***** Entries *****

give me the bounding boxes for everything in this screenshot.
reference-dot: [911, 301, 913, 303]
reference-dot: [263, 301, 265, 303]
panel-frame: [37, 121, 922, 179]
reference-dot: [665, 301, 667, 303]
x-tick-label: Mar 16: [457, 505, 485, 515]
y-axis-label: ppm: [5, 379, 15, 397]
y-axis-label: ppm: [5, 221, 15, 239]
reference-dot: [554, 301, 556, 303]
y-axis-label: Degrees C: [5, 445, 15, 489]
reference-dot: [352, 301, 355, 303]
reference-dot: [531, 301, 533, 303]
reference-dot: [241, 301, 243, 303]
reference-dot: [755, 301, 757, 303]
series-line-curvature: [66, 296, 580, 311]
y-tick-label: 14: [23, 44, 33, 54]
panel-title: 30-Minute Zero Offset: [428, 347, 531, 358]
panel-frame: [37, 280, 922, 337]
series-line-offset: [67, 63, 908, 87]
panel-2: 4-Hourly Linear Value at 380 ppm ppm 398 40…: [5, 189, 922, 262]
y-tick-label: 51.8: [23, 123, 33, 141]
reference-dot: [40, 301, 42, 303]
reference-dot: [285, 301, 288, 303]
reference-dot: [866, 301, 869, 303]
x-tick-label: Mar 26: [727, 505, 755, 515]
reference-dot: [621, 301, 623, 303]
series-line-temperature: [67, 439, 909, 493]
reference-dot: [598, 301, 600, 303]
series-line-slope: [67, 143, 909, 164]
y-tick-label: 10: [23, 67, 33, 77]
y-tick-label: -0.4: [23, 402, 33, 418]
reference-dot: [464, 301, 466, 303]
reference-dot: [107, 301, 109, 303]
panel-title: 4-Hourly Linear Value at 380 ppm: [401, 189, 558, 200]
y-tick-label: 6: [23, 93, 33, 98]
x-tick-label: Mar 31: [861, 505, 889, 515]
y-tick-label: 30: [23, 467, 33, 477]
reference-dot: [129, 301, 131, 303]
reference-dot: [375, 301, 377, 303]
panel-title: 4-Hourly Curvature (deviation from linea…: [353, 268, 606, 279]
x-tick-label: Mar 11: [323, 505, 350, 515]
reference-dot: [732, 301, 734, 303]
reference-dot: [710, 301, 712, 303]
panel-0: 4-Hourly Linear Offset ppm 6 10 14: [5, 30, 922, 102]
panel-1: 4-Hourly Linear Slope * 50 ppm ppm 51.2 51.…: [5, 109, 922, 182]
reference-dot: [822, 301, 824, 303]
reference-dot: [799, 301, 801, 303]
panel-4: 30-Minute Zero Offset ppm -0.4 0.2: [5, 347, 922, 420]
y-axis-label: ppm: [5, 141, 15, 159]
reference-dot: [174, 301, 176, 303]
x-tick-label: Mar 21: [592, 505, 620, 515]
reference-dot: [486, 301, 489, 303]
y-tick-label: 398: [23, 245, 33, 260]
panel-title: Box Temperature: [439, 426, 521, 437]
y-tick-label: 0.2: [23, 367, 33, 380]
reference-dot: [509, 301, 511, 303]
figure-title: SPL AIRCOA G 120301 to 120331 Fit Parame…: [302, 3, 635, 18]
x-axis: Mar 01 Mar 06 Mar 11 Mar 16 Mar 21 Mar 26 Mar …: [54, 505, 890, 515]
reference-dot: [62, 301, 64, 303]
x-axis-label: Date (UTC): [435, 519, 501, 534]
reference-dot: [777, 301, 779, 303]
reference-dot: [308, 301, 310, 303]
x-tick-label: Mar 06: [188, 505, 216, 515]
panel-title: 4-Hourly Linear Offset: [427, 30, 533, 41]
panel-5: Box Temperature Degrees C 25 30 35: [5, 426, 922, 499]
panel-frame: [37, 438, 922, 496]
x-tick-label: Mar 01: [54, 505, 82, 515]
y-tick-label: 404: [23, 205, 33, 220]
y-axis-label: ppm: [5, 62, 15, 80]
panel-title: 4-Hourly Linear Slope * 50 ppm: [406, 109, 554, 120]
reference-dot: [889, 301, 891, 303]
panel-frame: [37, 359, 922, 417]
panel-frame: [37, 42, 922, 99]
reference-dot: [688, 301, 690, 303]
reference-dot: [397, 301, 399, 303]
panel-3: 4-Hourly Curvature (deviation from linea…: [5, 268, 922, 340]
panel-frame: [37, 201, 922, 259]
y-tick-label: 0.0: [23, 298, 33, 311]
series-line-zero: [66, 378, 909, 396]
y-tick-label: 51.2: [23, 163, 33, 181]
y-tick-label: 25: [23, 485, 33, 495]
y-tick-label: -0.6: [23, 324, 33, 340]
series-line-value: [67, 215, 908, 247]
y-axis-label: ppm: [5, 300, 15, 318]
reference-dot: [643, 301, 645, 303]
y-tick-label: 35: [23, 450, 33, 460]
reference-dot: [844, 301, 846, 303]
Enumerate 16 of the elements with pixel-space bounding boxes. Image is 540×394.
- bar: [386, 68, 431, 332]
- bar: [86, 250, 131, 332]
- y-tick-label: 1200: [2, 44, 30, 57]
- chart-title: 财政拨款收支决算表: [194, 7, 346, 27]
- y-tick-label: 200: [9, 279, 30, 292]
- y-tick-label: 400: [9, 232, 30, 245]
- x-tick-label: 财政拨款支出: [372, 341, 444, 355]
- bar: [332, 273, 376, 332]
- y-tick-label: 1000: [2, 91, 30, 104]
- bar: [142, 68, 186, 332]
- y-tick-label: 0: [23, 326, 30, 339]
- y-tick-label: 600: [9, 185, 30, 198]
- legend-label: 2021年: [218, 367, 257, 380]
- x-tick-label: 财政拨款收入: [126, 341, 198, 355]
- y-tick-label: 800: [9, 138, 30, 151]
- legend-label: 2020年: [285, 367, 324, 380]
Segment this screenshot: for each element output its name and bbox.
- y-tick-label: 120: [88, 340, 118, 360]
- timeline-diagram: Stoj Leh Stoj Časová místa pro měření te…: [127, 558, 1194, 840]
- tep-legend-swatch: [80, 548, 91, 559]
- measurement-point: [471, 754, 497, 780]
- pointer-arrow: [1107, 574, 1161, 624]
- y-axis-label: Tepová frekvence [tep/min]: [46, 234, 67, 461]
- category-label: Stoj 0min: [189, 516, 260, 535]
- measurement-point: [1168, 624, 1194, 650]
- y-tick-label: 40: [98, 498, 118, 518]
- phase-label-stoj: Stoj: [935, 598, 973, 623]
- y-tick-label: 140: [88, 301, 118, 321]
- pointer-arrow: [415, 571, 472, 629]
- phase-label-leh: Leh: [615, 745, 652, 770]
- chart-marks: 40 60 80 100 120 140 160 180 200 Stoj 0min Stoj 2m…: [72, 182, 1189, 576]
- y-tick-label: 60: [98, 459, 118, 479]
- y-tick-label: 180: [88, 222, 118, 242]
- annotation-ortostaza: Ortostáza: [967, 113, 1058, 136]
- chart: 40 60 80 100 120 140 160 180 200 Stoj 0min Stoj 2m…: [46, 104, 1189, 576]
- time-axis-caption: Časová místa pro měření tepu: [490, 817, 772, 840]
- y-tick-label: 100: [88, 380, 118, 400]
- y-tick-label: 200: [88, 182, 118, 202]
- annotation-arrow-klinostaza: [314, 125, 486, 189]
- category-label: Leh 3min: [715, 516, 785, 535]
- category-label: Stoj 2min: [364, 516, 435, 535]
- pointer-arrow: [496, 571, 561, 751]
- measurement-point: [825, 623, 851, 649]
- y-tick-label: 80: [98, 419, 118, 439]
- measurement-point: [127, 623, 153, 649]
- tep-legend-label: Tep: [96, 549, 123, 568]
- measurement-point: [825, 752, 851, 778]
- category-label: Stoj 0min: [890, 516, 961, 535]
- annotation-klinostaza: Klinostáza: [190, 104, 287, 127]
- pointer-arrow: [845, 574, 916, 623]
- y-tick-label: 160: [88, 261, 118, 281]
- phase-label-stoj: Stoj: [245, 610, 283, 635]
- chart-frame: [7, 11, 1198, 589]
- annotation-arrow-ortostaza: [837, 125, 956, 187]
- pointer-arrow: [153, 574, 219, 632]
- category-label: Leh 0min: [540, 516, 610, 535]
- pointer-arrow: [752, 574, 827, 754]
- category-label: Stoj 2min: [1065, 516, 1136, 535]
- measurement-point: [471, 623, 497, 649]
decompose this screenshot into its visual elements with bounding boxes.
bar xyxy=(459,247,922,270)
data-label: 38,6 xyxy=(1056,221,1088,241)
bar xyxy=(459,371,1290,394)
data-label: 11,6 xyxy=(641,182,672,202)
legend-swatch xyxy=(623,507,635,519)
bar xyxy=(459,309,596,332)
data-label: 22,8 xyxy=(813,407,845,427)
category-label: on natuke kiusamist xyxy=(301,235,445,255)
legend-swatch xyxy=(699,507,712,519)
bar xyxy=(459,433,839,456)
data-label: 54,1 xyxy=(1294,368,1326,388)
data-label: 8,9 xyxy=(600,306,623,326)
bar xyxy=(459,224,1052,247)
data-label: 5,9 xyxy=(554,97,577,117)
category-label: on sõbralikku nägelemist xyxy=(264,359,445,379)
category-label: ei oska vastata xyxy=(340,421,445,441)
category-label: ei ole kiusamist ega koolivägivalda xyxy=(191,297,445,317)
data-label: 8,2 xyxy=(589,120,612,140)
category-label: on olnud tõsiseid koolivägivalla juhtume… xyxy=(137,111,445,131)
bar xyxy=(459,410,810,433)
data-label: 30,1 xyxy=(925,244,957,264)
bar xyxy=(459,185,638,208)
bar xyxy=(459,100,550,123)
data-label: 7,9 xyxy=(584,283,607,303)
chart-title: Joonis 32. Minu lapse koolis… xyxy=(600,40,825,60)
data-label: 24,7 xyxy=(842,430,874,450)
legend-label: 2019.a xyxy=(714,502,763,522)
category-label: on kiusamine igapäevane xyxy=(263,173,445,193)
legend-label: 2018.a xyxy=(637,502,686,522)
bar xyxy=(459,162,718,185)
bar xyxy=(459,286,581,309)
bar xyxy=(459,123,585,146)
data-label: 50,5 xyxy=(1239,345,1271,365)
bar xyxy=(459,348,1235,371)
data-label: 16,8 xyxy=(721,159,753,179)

*****

**Do this:** Rewrite the rows in the stretch from the start through the row containing "reference-dot: [375, 301, 377, 303]", replacing "panel-frame" with "panel-border" and leaving everything else unchanged.

**Answer below:**
give me the bounding boxes for everything in this screenshot.
reference-dot: [911, 301, 913, 303]
reference-dot: [263, 301, 265, 303]
panel-border: [37, 121, 922, 179]
reference-dot: [665, 301, 667, 303]
x-tick-label: Mar 16: [457, 505, 485, 515]
y-axis-label: ppm: [5, 379, 15, 397]
y-axis-label: ppm: [5, 221, 15, 239]
reference-dot: [554, 301, 556, 303]
y-axis-label: Degrees C: [5, 445, 15, 489]
reference-dot: [352, 301, 355, 303]
reference-dot: [531, 301, 533, 303]
reference-dot: [241, 301, 243, 303]
reference-dot: [755, 301, 757, 303]
series-line-curvature: [66, 296, 580, 311]
y-tick-label: 14: [23, 44, 33, 54]
panel-title: 30-Minute Zero Offset: [428, 347, 531, 358]
panel-border: [37, 280, 922, 337]
series-line-offset: [67, 63, 908, 87]
panel-2: 4-Hourly Linear Value at 380 ppm ppm 398 40…: [5, 189, 922, 262]
y-tick-label: 51.8: [23, 123, 33, 141]
reference-dot: [40, 301, 42, 303]
reference-dot: [285, 301, 288, 303]
reference-dot: [866, 301, 869, 303]
x-tick-label: Mar 26: [727, 505, 755, 515]
reference-dot: [621, 301, 623, 303]
series-line-temperature: [67, 439, 909, 493]
reference-dot: [598, 301, 600, 303]
series-line-slope: [67, 143, 909, 164]
y-tick-label: 10: [23, 67, 33, 77]
y-tick-label: -0.4: [23, 402, 33, 418]
reference-dot: [464, 301, 466, 303]
reference-dot: [107, 301, 109, 303]
panel-title: 4-Hourly Linear Value at 380 ppm: [401, 189, 558, 200]
y-tick-label: 6: [23, 93, 33, 98]
x-tick-label: Mar 31: [861, 505, 889, 515]
y-tick-label: 30: [23, 467, 33, 477]
reference-dot: [129, 301, 131, 303]
reference-dot: [375, 301, 377, 303]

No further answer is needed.